### Materials provided
/---

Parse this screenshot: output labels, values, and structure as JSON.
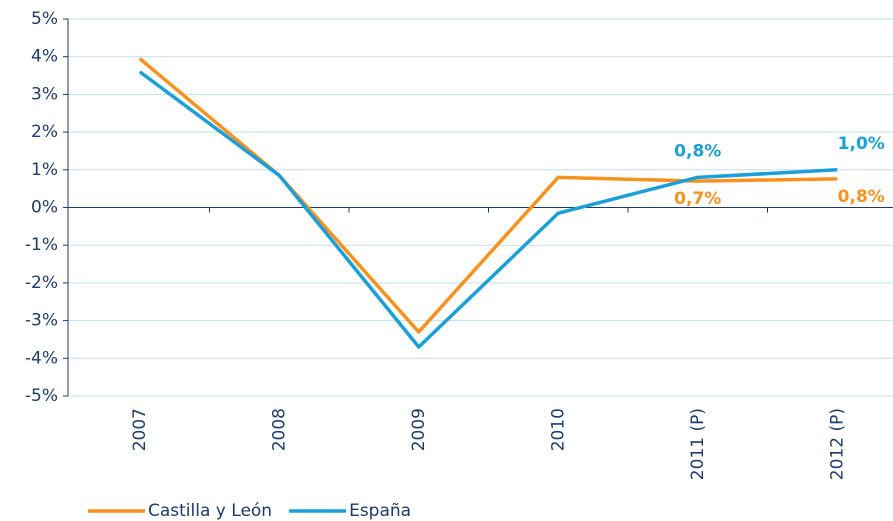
{
  "chart_data": {
    "type": "line",
    "categories": [
      "2007",
      "2008",
      "2009",
      "2010",
      "2011 (P)",
      "2012 (P)"
    ],
    "series": [
      {
        "name": "Castilla y León",
        "color": "#f7921e",
        "values": [
          3.95,
          0.85,
          -3.3,
          0.8,
          0.7,
          0.76
        ],
        "value_labels": [
          null,
          null,
          null,
          null,
          "0,7%",
          "0,8%"
        ]
      },
      {
        "name": "España",
        "color": "#1a9fd9",
        "values": [
          3.6,
          0.85,
          -3.7,
          -0.15,
          0.8,
          1.0
        ],
        "value_labels": [
          null,
          null,
          null,
          null,
          "0,8%",
          "1,0%"
        ]
      }
    ],
    "ylim": [
      -5,
      5
    ],
    "yticks": [
      {
        "value": 5,
        "label": "5%"
      },
      {
        "value": 4,
        "label": "4%"
      },
      {
        "value": 3,
        "label": "3%"
      },
      {
        "value": 2,
        "label": "2%"
      },
      {
        "value": 1,
        "label": "1%"
      },
      {
        "value": 0,
        "label": "0%"
      },
      {
        "value": -1,
        "label": "-1%"
      },
      {
        "value": -2,
        "label": "-2%"
      },
      {
        "value": -3,
        "label": "-3%"
      },
      {
        "value": -4,
        "label": "-4%"
      },
      {
        "value": -5,
        "label": "-5%"
      }
    ],
    "grid": true
  }
}
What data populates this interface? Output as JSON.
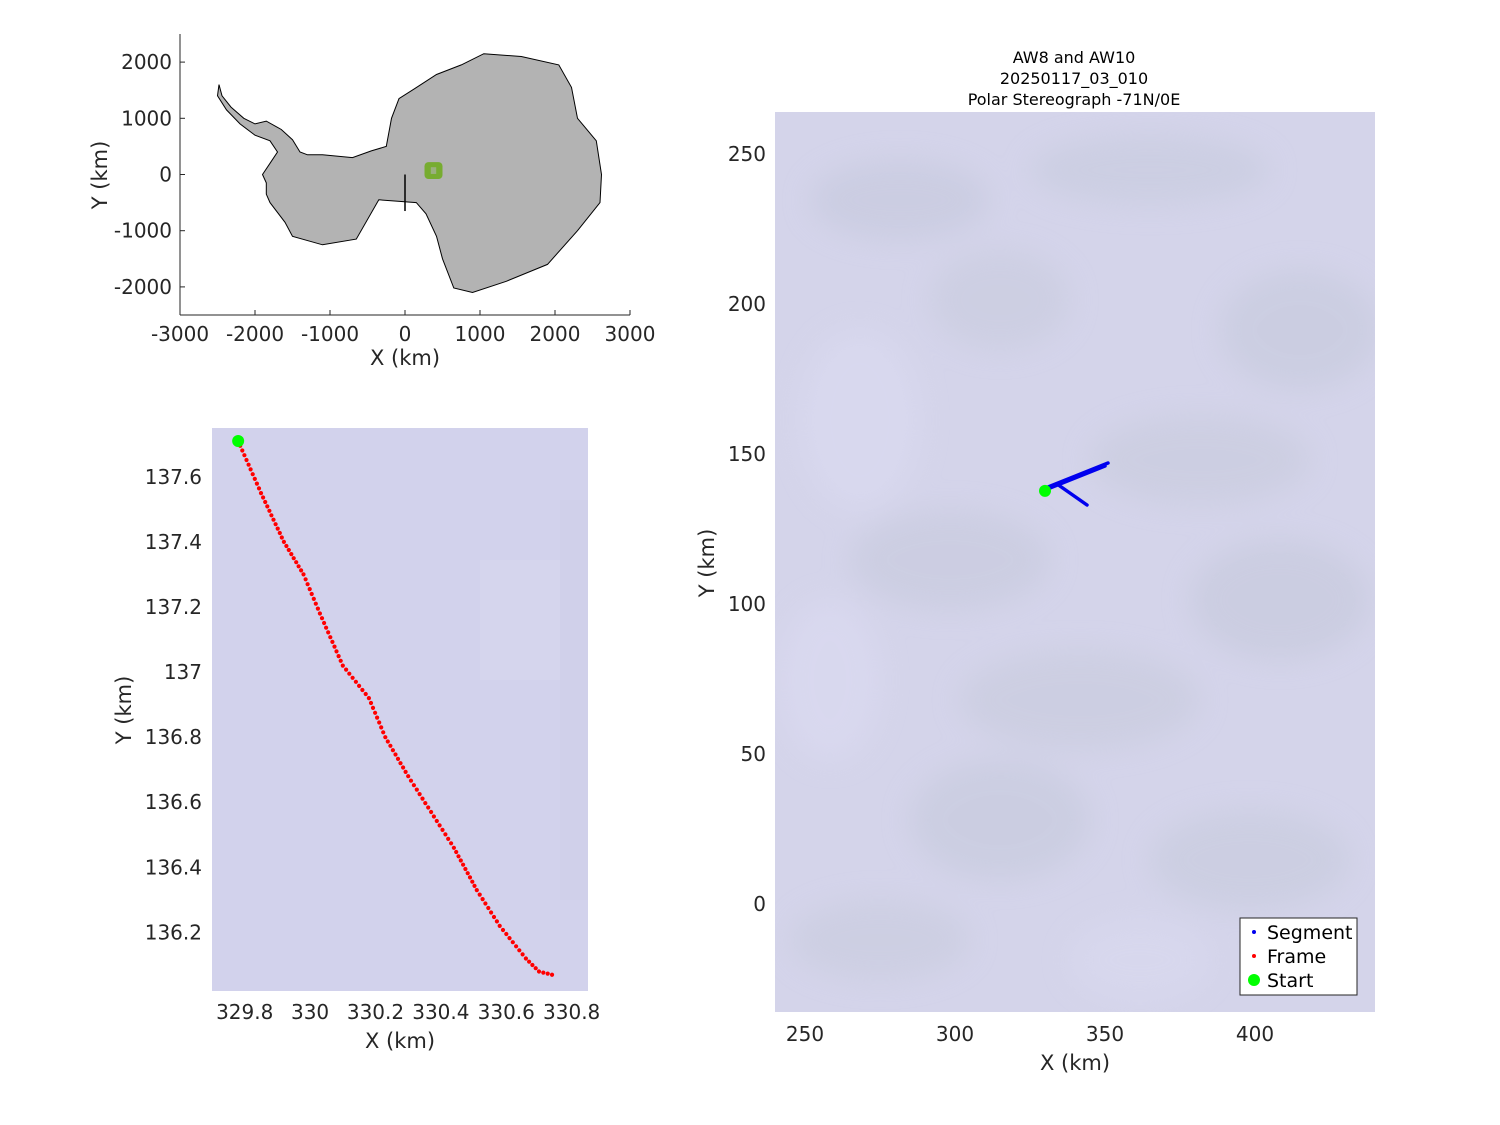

\---

### Task goal
Images in the records should not be copied. Repeat all the rest exactly.

### Right answer
Parse this screenshot: output labels, values, and structure as JSON.
{
  "chart_data": {
    "type": "line",
    "categories": [
      "2007",
      "2008",
      "2009",
      "2010",
      "2011 (P)",
      "2012 (P)"
    ],
    "series": [
      {
        "name": "Castilla y León",
        "color": "#f7921e",
        "values": [
          3.95,
          0.85,
          -3.3,
          0.8,
          0.7,
          0.76
        ],
        "value_labels": [
          null,
          null,
          null,
          null,
          "0,7%",
          "0,8%"
        ]
      },
      {
        "name": "España",
        "color": "#1a9fd9",
        "values": [
          3.6,
          0.85,
          -3.7,
          -0.15,
          0.8,
          1.0
        ],
        "value_labels": [
          null,
          null,
          null,
          null,
          "0,8%",
          "1,0%"
        ]
      }
    ],
    "ylim": [
      -5,
      5
    ],
    "yticks": [
      {
        "value": 5,
        "label": "5%"
      },
      {
        "value": 4,
        "label": "4%"
      },
      {
        "value": 3,
        "label": "3%"
      },
      {
        "value": 2,
        "label": "2%"
      },
      {
        "value": 1,
        "label": "1%"
      },
      {
        "value": 0,
        "label": "0%"
      },
      {
        "value": -1,
        "label": "-1%"
      },
      {
        "value": -2,
        "label": "-2%"
      },
      {
        "value": -3,
        "label": "-3%"
      },
      {
        "value": -4,
        "label": "-4%"
      },
      {
        "value": -5,
        "label": "-5%"
      }
    ],
    "grid": true
  }
}
What data populates this interface? Output as JSON.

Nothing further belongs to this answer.